SUPPLIED DATA>

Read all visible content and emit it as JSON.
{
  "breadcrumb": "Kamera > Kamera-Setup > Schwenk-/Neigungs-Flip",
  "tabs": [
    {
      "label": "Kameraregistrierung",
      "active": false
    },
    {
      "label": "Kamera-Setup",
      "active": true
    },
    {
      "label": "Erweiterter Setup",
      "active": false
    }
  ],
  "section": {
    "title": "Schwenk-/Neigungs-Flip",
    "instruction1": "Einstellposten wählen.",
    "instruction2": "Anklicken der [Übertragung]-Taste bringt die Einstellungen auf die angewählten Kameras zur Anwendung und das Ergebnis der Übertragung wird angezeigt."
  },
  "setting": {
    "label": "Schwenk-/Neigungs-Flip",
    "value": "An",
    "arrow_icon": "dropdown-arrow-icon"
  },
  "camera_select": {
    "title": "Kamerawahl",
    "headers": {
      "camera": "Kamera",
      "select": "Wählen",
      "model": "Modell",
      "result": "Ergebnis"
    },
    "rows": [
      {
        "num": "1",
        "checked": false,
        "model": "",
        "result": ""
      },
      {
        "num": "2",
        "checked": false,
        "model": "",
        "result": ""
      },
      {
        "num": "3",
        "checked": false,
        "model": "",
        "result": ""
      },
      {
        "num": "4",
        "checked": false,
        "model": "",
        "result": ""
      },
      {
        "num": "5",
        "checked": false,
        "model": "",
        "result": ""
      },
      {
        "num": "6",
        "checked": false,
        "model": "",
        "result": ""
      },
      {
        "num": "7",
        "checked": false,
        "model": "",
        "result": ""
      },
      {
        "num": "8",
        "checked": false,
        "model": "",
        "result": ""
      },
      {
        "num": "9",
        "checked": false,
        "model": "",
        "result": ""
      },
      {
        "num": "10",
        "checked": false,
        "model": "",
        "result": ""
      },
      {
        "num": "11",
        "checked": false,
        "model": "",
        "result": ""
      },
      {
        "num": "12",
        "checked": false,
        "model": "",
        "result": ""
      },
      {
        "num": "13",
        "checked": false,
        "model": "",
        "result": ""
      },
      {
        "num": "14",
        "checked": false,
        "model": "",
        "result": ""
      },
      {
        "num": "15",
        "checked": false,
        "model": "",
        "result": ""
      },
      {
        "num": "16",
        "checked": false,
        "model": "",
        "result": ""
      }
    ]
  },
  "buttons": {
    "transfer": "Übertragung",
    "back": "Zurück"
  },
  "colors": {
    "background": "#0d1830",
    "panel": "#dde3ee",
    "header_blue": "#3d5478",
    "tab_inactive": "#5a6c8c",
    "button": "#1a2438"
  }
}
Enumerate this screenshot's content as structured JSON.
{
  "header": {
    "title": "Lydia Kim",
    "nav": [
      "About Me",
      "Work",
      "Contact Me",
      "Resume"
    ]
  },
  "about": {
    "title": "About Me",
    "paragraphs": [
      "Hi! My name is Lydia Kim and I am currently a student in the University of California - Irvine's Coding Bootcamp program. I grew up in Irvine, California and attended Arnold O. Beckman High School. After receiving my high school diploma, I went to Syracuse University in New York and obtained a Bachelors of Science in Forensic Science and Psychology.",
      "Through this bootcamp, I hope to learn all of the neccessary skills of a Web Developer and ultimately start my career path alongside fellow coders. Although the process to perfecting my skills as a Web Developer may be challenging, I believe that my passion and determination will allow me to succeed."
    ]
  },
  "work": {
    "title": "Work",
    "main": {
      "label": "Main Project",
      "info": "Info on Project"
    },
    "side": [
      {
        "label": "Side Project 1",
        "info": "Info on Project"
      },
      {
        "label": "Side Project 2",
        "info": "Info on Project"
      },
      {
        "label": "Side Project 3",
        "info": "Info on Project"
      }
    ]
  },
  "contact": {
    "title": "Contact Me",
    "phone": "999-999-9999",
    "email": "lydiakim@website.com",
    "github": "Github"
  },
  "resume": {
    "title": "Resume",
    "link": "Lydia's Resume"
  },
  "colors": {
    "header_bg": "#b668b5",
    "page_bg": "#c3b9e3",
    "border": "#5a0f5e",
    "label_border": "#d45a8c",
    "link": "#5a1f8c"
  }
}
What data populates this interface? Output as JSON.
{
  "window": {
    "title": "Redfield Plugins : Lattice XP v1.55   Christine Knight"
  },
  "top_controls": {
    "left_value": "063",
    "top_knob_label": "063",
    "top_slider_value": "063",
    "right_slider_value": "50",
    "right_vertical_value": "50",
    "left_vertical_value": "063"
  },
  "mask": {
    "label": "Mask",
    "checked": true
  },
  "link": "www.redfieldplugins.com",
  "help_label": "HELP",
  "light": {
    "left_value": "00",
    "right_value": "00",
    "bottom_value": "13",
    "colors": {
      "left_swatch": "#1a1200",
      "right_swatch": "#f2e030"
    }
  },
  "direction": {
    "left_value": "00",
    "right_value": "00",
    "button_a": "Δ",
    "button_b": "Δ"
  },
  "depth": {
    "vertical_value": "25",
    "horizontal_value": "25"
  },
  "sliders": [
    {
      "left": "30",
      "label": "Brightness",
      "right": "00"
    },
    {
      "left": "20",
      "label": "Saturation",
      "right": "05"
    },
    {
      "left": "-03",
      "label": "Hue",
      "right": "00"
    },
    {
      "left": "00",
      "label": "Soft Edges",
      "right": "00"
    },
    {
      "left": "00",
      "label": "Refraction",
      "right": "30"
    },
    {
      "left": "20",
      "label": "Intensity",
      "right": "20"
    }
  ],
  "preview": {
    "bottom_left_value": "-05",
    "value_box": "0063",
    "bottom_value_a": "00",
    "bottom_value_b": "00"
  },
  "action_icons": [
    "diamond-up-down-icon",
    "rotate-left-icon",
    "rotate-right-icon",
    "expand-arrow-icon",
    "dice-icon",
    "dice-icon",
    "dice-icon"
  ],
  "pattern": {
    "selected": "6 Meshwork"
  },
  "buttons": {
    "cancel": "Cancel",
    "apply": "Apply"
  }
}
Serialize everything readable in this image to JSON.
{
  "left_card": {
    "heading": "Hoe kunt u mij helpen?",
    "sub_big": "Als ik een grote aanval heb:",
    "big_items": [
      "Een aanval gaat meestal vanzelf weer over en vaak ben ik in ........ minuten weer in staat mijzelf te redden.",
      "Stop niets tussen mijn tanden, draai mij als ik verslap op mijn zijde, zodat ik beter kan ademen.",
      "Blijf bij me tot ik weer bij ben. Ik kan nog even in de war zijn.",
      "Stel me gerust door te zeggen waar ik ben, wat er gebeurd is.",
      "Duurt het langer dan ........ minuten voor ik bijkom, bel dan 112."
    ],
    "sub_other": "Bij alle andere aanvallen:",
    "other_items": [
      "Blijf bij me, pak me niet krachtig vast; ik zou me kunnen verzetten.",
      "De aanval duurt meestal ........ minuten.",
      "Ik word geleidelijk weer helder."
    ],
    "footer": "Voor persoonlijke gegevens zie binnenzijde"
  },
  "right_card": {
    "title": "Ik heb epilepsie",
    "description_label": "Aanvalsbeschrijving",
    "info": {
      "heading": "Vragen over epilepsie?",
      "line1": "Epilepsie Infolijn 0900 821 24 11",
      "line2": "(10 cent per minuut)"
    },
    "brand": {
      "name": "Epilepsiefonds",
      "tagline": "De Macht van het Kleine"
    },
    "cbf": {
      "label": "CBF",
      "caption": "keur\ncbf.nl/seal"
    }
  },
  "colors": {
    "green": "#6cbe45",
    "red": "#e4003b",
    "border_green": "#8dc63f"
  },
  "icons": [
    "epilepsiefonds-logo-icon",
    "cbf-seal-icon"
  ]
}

REQUIRED TASK> Show all lines above holding "arrow".

COMPLETE RESPONSE>
    "arrow_icon": "dropdown-arrow-icon"
    "expand-arrow-icon",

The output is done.